Rows from a figure dataset:

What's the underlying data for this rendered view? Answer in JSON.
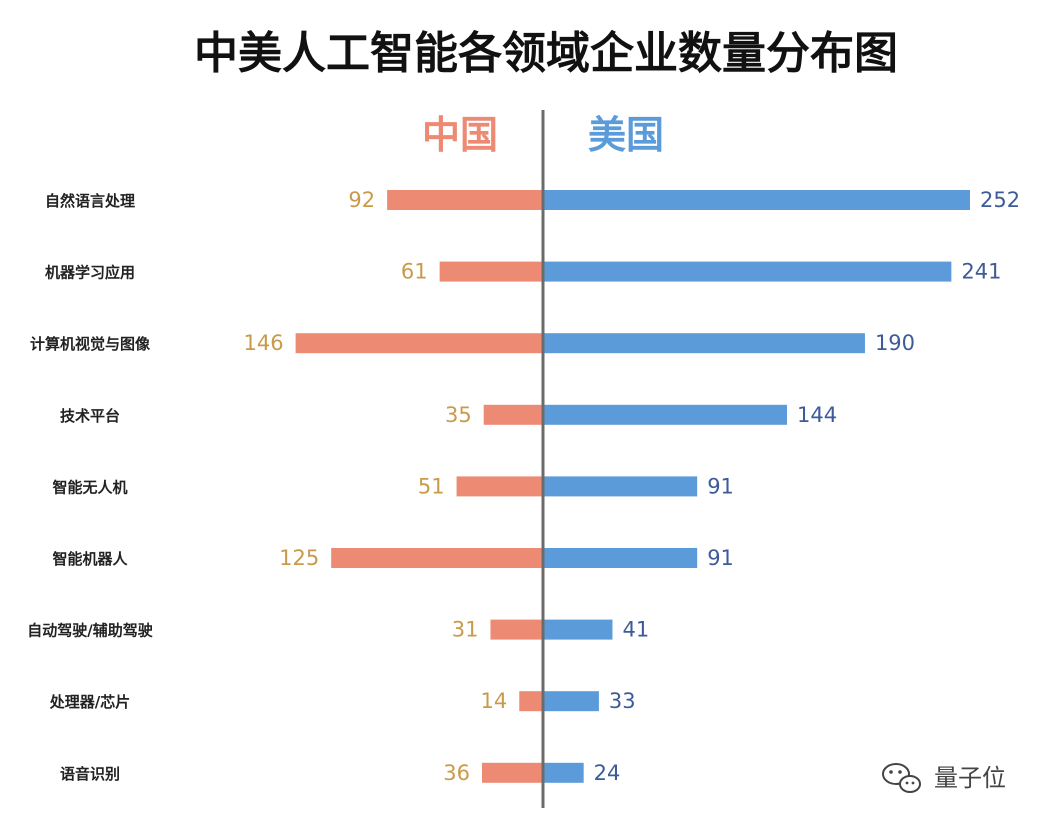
{
  "colors": {
    "china": "#ec8a74",
    "us": "#5b9bd9",
    "china_label": "#c99a4a",
    "us_label": "#3d5a99",
    "axis": "#6b6b6b"
  },
  "chart_data": {
    "type": "bar",
    "orientation": "horizontal-diverging",
    "title": "中美人工智能各领域企业数量分布图",
    "categories": [
      "自然语言处理",
      "机器学习应用",
      "计算机视觉与图像",
      "技术平台",
      "智能无人机",
      "智能机器人",
      "自动驾驶/辅助驾驶",
      "处理器/芯片",
      "语音识别"
    ],
    "series": [
      {
        "name": "中国",
        "direction": "left",
        "values": [
          92,
          61,
          146,
          35,
          51,
          125,
          31,
          14,
          36
        ]
      },
      {
        "name": "美国",
        "direction": "right",
        "values": [
          252,
          241,
          190,
          144,
          91,
          91,
          41,
          33,
          24
        ]
      }
    ],
    "xlim": [
      0,
      252
    ],
    "grid": false
  },
  "watermark": {
    "icon": "wechat-icon",
    "text": "量子位"
  }
}
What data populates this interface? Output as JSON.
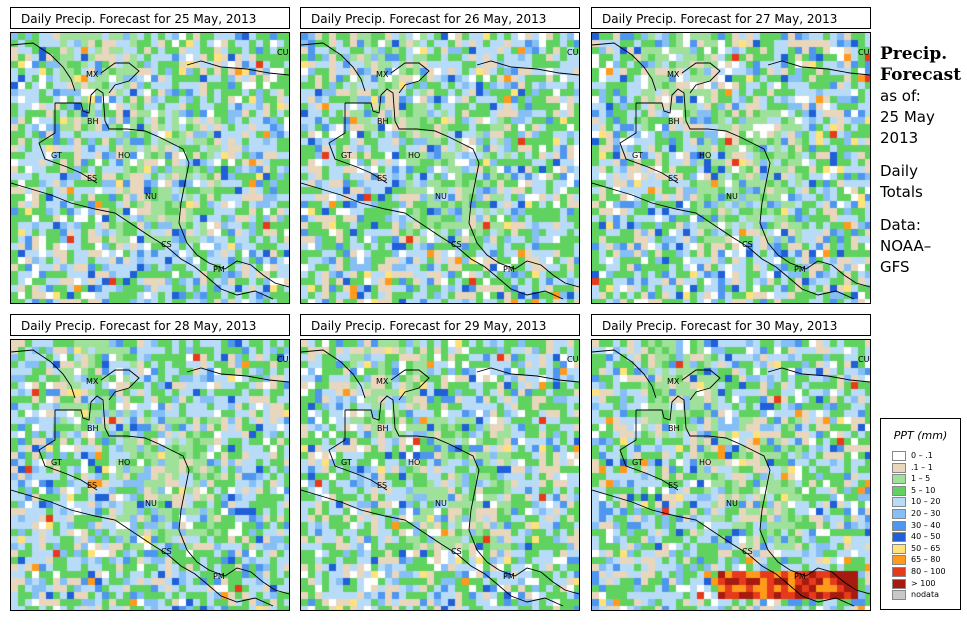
{
  "panels": [
    {
      "title": "Daily Precip. Forecast for  25 May, 2013"
    },
    {
      "title": "Daily Precip. Forecast for  26 May, 2013"
    },
    {
      "title": "Daily Precip. Forecast for  27 May, 2013"
    },
    {
      "title": "Daily Precip. Forecast for  28 May, 2013"
    },
    {
      "title": "Daily Precip. Forecast for  29 May, 2013"
    },
    {
      "title": "Daily Precip. Forecast for  30 May, 2013"
    }
  ],
  "country_labels": [
    "CU",
    "MX",
    "BH",
    "GT",
    "HO",
    "ES",
    "NU",
    "CS",
    "PM"
  ],
  "side": {
    "title_line1": "Precip.",
    "title_line2": "Forecast",
    "asof": "as of:",
    "date1": "25 May",
    "date2": "2013",
    "daily": "Daily",
    "totals": "Totals",
    "data_label": "Data:",
    "source1": "NOAA–",
    "source2": "GFS"
  },
  "legend": {
    "title": "PPT (mm)",
    "items": [
      {
        "label": "0 – .1",
        "color": "#ffffff"
      },
      {
        "label": ".1 – 1",
        "color": "#e8d6bd"
      },
      {
        "label": "1 – 5",
        "color": "#9fe09a"
      },
      {
        "label": "5 – 10",
        "color": "#5fd25f"
      },
      {
        "label": "10 – 20",
        "color": "#b8dcf8"
      },
      {
        "label": "20 – 30",
        "color": "#86bff5"
      },
      {
        "label": "30 – 40",
        "color": "#4f96ef"
      },
      {
        "label": "40 – 50",
        "color": "#1f5fd8"
      },
      {
        "label": "50 – 65",
        "color": "#ffe27a"
      },
      {
        "label": "65 – 80",
        "color": "#ff9a1a"
      },
      {
        "label": "80 – 100",
        "color": "#e63a1a"
      },
      {
        "label": "> 100",
        "color": "#a61a10"
      },
      {
        "label": "nodata",
        "color": "#c8c8c8"
      }
    ]
  }
}
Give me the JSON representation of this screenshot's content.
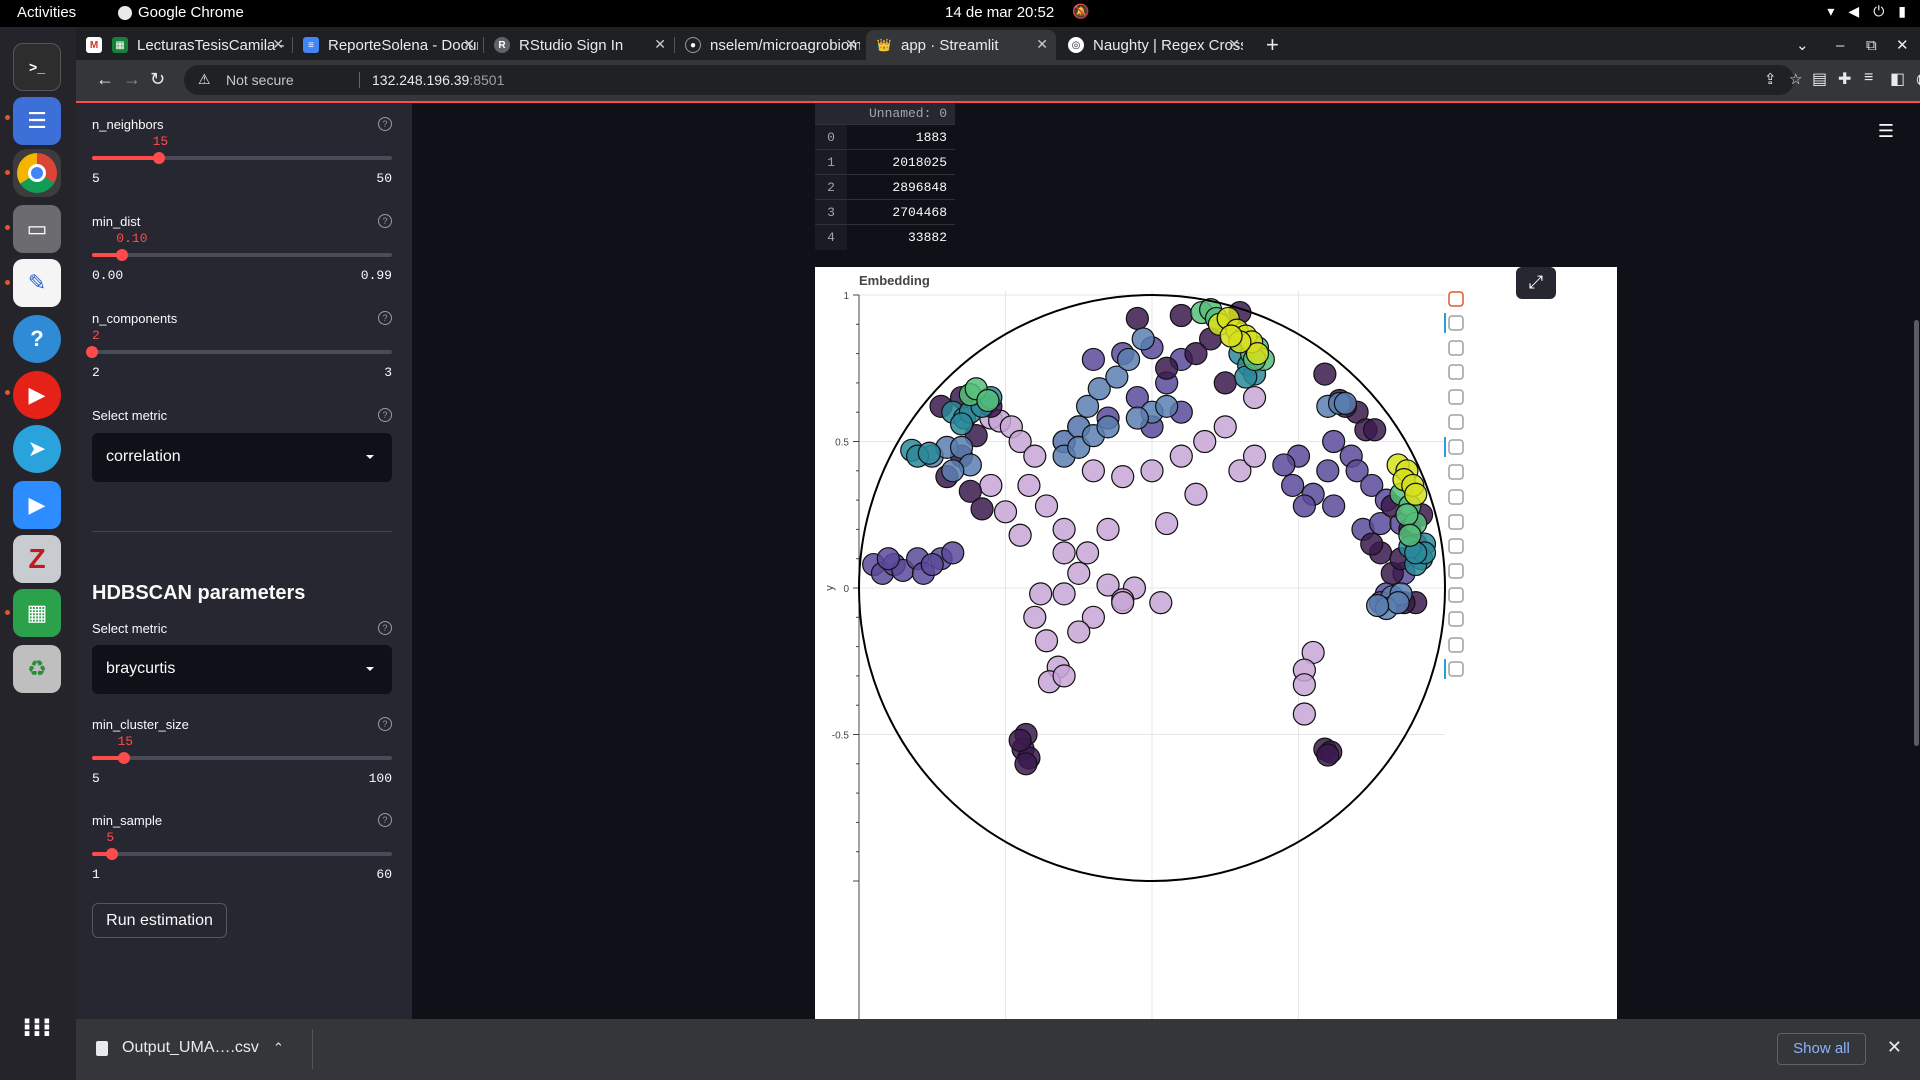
{
  "system_bar": {
    "activities": "Activities",
    "app_name": "Google Chrome",
    "clock": "14 de mar  20:52"
  },
  "dock": {
    "items": [
      "terminal-icon",
      "tasks-icon",
      "chrome-icon",
      "files-icon",
      "text-editor-icon",
      "help-icon",
      "youtube-music-icon",
      "telegram-icon",
      "zoom-icon",
      "zotero-icon",
      "spreadsheet-icon",
      "trash-icon",
      "apps-grid-icon"
    ]
  },
  "tabs": [
    {
      "label": "",
      "icon": "gmail-icon"
    },
    {
      "label": "LecturasTesisCamila - Hoj",
      "icon": "sheets-icon"
    },
    {
      "label": "ReporteSolena - Documen",
      "icon": "docs-icon"
    },
    {
      "label": "RStudio Sign In",
      "icon": "rstudio-icon"
    },
    {
      "label": "nselem/microagrobioma",
      "icon": "github-icon"
    },
    {
      "label": "app · Streamlit",
      "icon": "streamlit-icon"
    },
    {
      "label": "Naughty | Regex Crosswo",
      "icon": "globe-icon"
    }
  ],
  "address": {
    "security": "Not secure",
    "host": "132.248.196.39",
    "port": ":8501"
  },
  "sidebar": {
    "n_neighbors": {
      "label": "n_neighbors",
      "value": "15",
      "min": "5",
      "max": "50",
      "fraction": 0.222
    },
    "min_dist": {
      "label": "min_dist",
      "value": "0.10",
      "min": "0.00",
      "max": "0.99",
      "fraction": 0.101
    },
    "n_components": {
      "label": "n_components",
      "value": "2",
      "min": "2",
      "max": "3",
      "fraction": 0
    },
    "umap_metric": {
      "label": "Select metric",
      "value": "correlation"
    },
    "hdbscan_title": "HDBSCAN parameters",
    "hdbscan_metric": {
      "label": "Select metric",
      "value": "braycurtis"
    },
    "min_cluster_size": {
      "label": "min_cluster_size",
      "value": "15",
      "min": "5",
      "max": "100",
      "fraction": 0.105
    },
    "min_sample": {
      "label": "min_sample",
      "value": "5",
      "min": "1",
      "max": "60",
      "fraction": 0.068
    },
    "run_button": "Run estimation"
  },
  "dataframe": {
    "column": "Unnamed: 0",
    "index": [
      "0",
      "1",
      "2",
      "3",
      "4"
    ],
    "values": [
      "1883",
      "2018025",
      "2896848",
      "2704468",
      "33882"
    ]
  },
  "chart_data": {
    "type": "scatter",
    "title": "Embedding",
    "ylabel": "y",
    "xlabel": "",
    "xlim": [
      -1,
      1
    ],
    "ylim": [
      -1,
      1
    ],
    "yticks": [
      "1",
      "0.5",
      "0",
      "-0.5"
    ],
    "grid": true,
    "boundary_circle": {
      "cx": 0,
      "cy": 0,
      "r": 1
    },
    "clusters": [
      {
        "color": "#c8a6d6",
        "points": [
          [
            -0.55,
            0.58
          ],
          [
            -0.52,
            0.57
          ],
          [
            -0.48,
            0.55
          ],
          [
            -0.45,
            0.5
          ],
          [
            -0.4,
            0.45
          ],
          [
            -0.55,
            0.35
          ],
          [
            -0.42,
            0.35
          ],
          [
            -0.36,
            0.28
          ],
          [
            -0.5,
            0.26
          ],
          [
            -0.45,
            0.18
          ],
          [
            -0.3,
            0.2
          ],
          [
            -0.3,
            0.12
          ],
          [
            -0.22,
            0.12
          ],
          [
            -0.25,
            0.05
          ],
          [
            -0.3,
            -0.02
          ],
          [
            -0.15,
            0.01
          ],
          [
            -0.06,
            0.0
          ],
          [
            0.03,
            -0.05
          ],
          [
            -0.1,
            -0.04
          ],
          [
            -0.2,
            -0.1
          ],
          [
            -0.25,
            -0.15
          ],
          [
            -0.38,
            -0.02
          ],
          [
            -0.4,
            -0.1
          ],
          [
            -0.36,
            -0.18
          ],
          [
            -0.32,
            -0.27
          ],
          [
            -0.35,
            -0.32
          ],
          [
            -0.3,
            -0.3
          ],
          [
            -0.1,
            -0.05
          ],
          [
            -0.15,
            0.2
          ],
          [
            0.05,
            0.22
          ],
          [
            0.15,
            0.32
          ],
          [
            0.3,
            0.4
          ],
          [
            0.35,
            0.45
          ],
          [
            0.1,
            0.45
          ],
          [
            0.0,
            0.4
          ],
          [
            -0.25,
            0.55
          ],
          [
            0.55,
            -0.22
          ],
          [
            0.52,
            -0.28
          ],
          [
            0.52,
            -0.33
          ],
          [
            0.52,
            -0.43
          ],
          [
            0.18,
            0.5
          ],
          [
            0.25,
            0.55
          ],
          [
            0.35,
            0.65
          ],
          [
            -0.1,
            0.38
          ],
          [
            -0.2,
            0.4
          ],
          [
            -0.3,
            0.5
          ]
        ]
      },
      {
        "color": "#5b4a9a",
        "points": [
          [
            -0.95,
            0.08
          ],
          [
            -0.92,
            0.05
          ],
          [
            -0.88,
            0.08
          ],
          [
            -0.85,
            0.06
          ],
          [
            -0.8,
            0.1
          ],
          [
            -0.78,
            0.05
          ],
          [
            -0.72,
            0.1
          ],
          [
            -0.68,
            0.12
          ],
          [
            -0.75,
            0.08
          ],
          [
            -0.9,
            0.1
          ],
          [
            0.62,
            0.5
          ],
          [
            0.68,
            0.45
          ],
          [
            0.7,
            0.4
          ],
          [
            0.75,
            0.35
          ],
          [
            0.8,
            0.3
          ],
          [
            0.6,
            0.4
          ],
          [
            0.55,
            0.32
          ],
          [
            0.62,
            0.28
          ],
          [
            0.72,
            0.2
          ],
          [
            0.78,
            0.22
          ],
          [
            0.85,
            0.22
          ],
          [
            0.9,
            0.15
          ],
          [
            0.86,
            0.05
          ],
          [
            0.8,
            -0.02
          ],
          [
            0.78,
            -0.05
          ],
          [
            0.5,
            0.45
          ],
          [
            0.45,
            0.42
          ],
          [
            0.48,
            0.35
          ],
          [
            0.52,
            0.28
          ],
          [
            -0.2,
            0.78
          ],
          [
            -0.1,
            0.8
          ],
          [
            0.0,
            0.82
          ],
          [
            0.1,
            0.78
          ],
          [
            0.05,
            0.7
          ],
          [
            -0.05,
            0.65
          ],
          [
            -0.15,
            0.58
          ],
          [
            0.0,
            0.55
          ],
          [
            0.1,
            0.6
          ]
        ]
      },
      {
        "color": "#3b1a4e",
        "points": [
          [
            -0.43,
            -0.5
          ],
          [
            -0.44,
            -0.55
          ],
          [
            -0.42,
            -0.58
          ],
          [
            -0.43,
            -0.6
          ],
          [
            -0.45,
            -0.52
          ],
          [
            0.59,
            -0.55
          ],
          [
            0.61,
            -0.56
          ],
          [
            0.6,
            -0.57
          ],
          [
            0.59,
            0.73
          ],
          [
            0.7,
            0.6
          ],
          [
            0.64,
            0.64
          ],
          [
            0.66,
            0.62
          ],
          [
            0.73,
            0.54
          ],
          [
            0.76,
            0.54
          ],
          [
            -0.72,
            0.62
          ],
          [
            -0.65,
            0.65
          ],
          [
            -0.55,
            0.62
          ],
          [
            -0.6,
            0.52
          ],
          [
            -0.65,
            0.45
          ],
          [
            -0.7,
            0.38
          ],
          [
            -0.62,
            0.33
          ],
          [
            -0.58,
            0.27
          ],
          [
            0.3,
            0.94
          ],
          [
            0.1,
            0.93
          ],
          [
            -0.05,
            0.92
          ],
          [
            0.2,
            0.85
          ],
          [
            0.15,
            0.8
          ],
          [
            0.25,
            0.7
          ],
          [
            0.05,
            0.75
          ],
          [
            0.78,
            0.12
          ],
          [
            0.82,
            0.05
          ],
          [
            0.85,
            0.1
          ],
          [
            0.88,
            0.2
          ],
          [
            0.92,
            0.25
          ],
          [
            0.82,
            0.28
          ],
          [
            0.75,
            0.15
          ],
          [
            0.9,
            -0.05
          ],
          [
            0.86,
            -0.05
          ]
        ]
      },
      {
        "color": "#5a7fb2",
        "points": [
          [
            -0.3,
            0.5
          ],
          [
            -0.25,
            0.55
          ],
          [
            -0.22,
            0.62
          ],
          [
            -0.18,
            0.68
          ],
          [
            -0.12,
            0.72
          ],
          [
            -0.08,
            0.78
          ],
          [
            -0.03,
            0.85
          ],
          [
            -0.3,
            0.45
          ],
          [
            -0.25,
            0.48
          ],
          [
            -0.2,
            0.52
          ],
          [
            -0.15,
            0.55
          ],
          [
            0.0,
            0.6
          ],
          [
            0.05,
            0.62
          ],
          [
            -0.05,
            0.58
          ],
          [
            -0.75,
            0.45
          ],
          [
            -0.7,
            0.48
          ],
          [
            -0.65,
            0.48
          ],
          [
            -0.62,
            0.42
          ],
          [
            -0.68,
            0.4
          ],
          [
            0.82,
            -0.03
          ],
          [
            0.85,
            -0.02
          ],
          [
            0.8,
            -0.07
          ],
          [
            0.84,
            -0.05
          ],
          [
            0.77,
            -0.06
          ],
          [
            0.6,
            0.62
          ],
          [
            0.64,
            0.63
          ],
          [
            0.66,
            0.63
          ]
        ]
      },
      {
        "color": "#2a8a9a",
        "points": [
          [
            -0.82,
            0.47
          ],
          [
            -0.8,
            0.45
          ],
          [
            -0.76,
            0.46
          ],
          [
            -0.68,
            0.6
          ],
          [
            -0.64,
            0.58
          ],
          [
            -0.62,
            0.6
          ],
          [
            -0.58,
            0.62
          ],
          [
            -0.55,
            0.65
          ],
          [
            -0.65,
            0.56
          ],
          [
            0.3,
            0.8
          ],
          [
            0.33,
            0.76
          ],
          [
            0.35,
            0.73
          ],
          [
            0.32,
            0.72
          ],
          [
            0.93,
            0.15
          ],
          [
            0.92,
            0.1
          ],
          [
            0.9,
            0.08
          ],
          [
            0.93,
            0.12
          ],
          [
            0.88,
            0.14
          ],
          [
            0.9,
            0.12
          ]
        ]
      },
      {
        "color": "#55c07a",
        "points": [
          [
            -0.62,
            0.66
          ],
          [
            -0.6,
            0.68
          ],
          [
            -0.56,
            0.64
          ],
          [
            0.17,
            0.94
          ],
          [
            0.2,
            0.95
          ],
          [
            0.22,
            0.92
          ],
          [
            0.34,
            0.8
          ],
          [
            0.36,
            0.82
          ],
          [
            0.38,
            0.78
          ],
          [
            0.35,
            0.78
          ],
          [
            0.85,
            0.32
          ],
          [
            0.88,
            0.28
          ],
          [
            0.9,
            0.22
          ],
          [
            0.87,
            0.25
          ],
          [
            0.88,
            0.18
          ]
        ]
      },
      {
        "color": "#d6e01c",
        "points": [
          [
            0.23,
            0.9
          ],
          [
            0.26,
            0.92
          ],
          [
            0.29,
            0.88
          ],
          [
            0.32,
            0.86
          ],
          [
            0.34,
            0.84
          ],
          [
            0.36,
            0.8
          ],
          [
            0.3,
            0.84
          ],
          [
            0.27,
            0.86
          ],
          [
            0.84,
            0.42
          ],
          [
            0.87,
            0.4
          ],
          [
            0.86,
            0.37
          ],
          [
            0.89,
            0.35
          ],
          [
            0.9,
            0.32
          ]
        ]
      }
    ]
  }
}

→ Task goal
Wherever "What" shows up in a line, copy that line.

→ Finished answer
What's the underlying data for this rendered view? Answer in JSON.
What data populates this interface? Output as JSON.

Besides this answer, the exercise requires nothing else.